Raw records:
──────────────────────────────
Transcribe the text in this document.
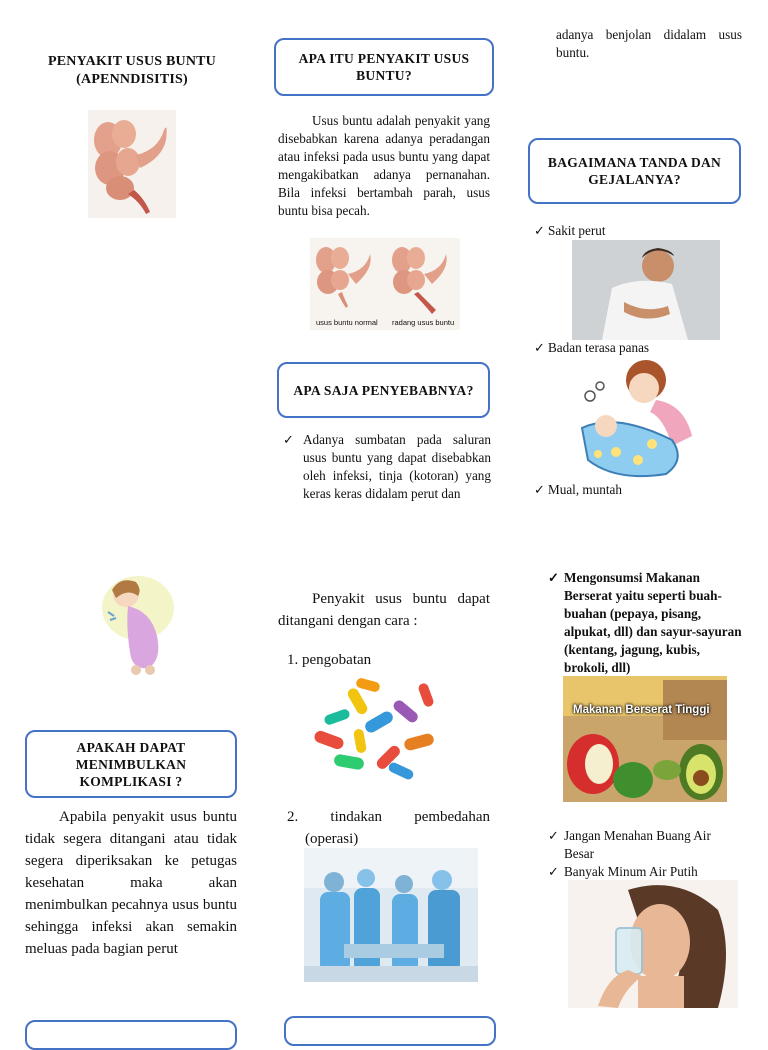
PENYAKIT USUS BUNTU
(APENNDISITIS)
APAKAH DAPAT MENIMBULKAN KOMPLIKASI ?
Apabila penyakit usus buntu tidak segera ditangani atau tidak segera diperiksakan ke petugas kesehatan maka akan menimbulkan pecahnya usus buntu sehingga infeksi akan semakin meluas pada bagian perut
APA ITU PENYAKIT USUS BUNTU?
Usus buntu adalah penyakit yang disebabkan karena adanya peradangan atau infeksi pada usus buntu yang dapat mengakibatkan adanya pernanahan. Bila infeksi bertambah parah, usus buntu bisa pecah.
usus buntu normal radang usus buntu
APA SAJA PENYEBABNYA?
✓ Adanya sumbatan pada saluran usus buntu yang dapat disebabkan oleh infeksi, tinja (kotoran) yang keras keras didalam perut dan
Penyakit usus buntu dapat ditangani dengan cara :
1. pengobatan
2. tindakan pembedahan (operasi)
adanya benjolan didalam usus buntu.
BAGAIMANA TANDA DAN GEJALANYA?
✓ Sakit perut
✓ Badan terasa panas
✓ Mual, muntah
✓ Mengonsumsi Makanan Berserat yaitu seperti buah-buahan (pepaya, pisang, alpukat, dll) dan sayur-sayuran (kentang, jagung, kubis, brokoli, dll)
Makanan Berserat Tinggi
✓ Jangan Menahan Buang Air Besar
✓ Banyak Minum Air Putih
──────────────────────────────
▶ Task instructions:
Your task is to collect every line above that contains the word "perut".

▶ Reply:
Apabila penyakit usus buntu tidak segera ditangani atau tidak segera diperiksakan ke petugas kesehatan maka akan menimbulkan pecahnya usus buntu sehingga infeksi akan semakin meluas pada bagian perut
✓ Adanya sumbatan pada saluran usus buntu yang dapat disebabkan oleh infeksi, tinja (kotoran) yang keras keras didalam perut dan
✓ Sakit perut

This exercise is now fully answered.